All lines holding the string "Dryck" are to be shown.

— Start Records to use —

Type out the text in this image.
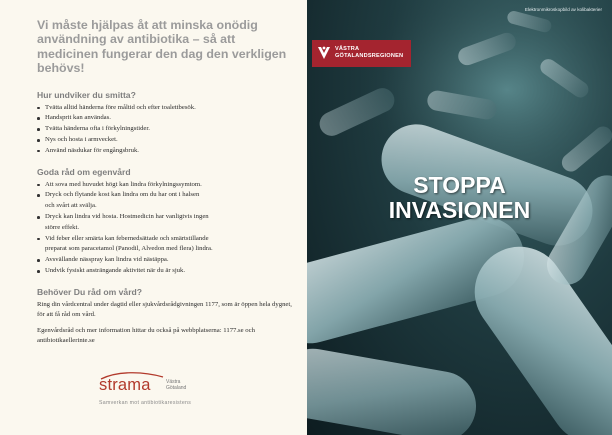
Vi måste hjälpas åt att minska onödig användning av antibiotika – så att medicinen fungerar den dag den verkligen behövs!
Hur undviker du smitta?
Tvätta alltid händerna före måltid och efter toalettbesök.
Handsprit kan användas.
Tvätta händerna ofta i förkylningstider.
Nys och hosta i armvecket.
Använd näsdukar för engångsbruk.
Goda råd om egenvård
Att sova med huvudet högt kan lindra förkylningssymtom.
Dryck och flytande kost kan lindra om du har ont i halsen
och svårt att svälja.
Dryck kan lindra vid hosta. Hostmedicin har vanligtvis ingen
större effekt.
Vid feber eller smärta kan febernedsättade och smärtstillande
preparat som paracetamol (Panodil, Alvedon med flera) lindra.
Avsvällande nässpray kan lindra vid nästäppa.
Undvik fysiskt ansträngande aktivitet när du är sjuk.
Behöver Du råd om vård?

Ring din vårdcentral under dagtid eller sjukvårdsrådgivningen 1177, som är öppen hela dygnet, för att få råd om vård.

Egenvårdsråd och mer information hittar du också på webbplatserna: 1177.se och antibiotikaellerinte.se

strama	Västra
Götaland
Samverkan mot antibiotikaresistens
Elektronmikroskopbild av kolibakterier
VÄSTRA
GÖTALANDSREGIONEN
STOPPA
INVASIONEN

— End Records to use —

## Result:
Dryck och flytande kost kan lindra om du har ont i halsen
Dryck kan lindra vid hosta. Hostmedicin har vanligtvis ingen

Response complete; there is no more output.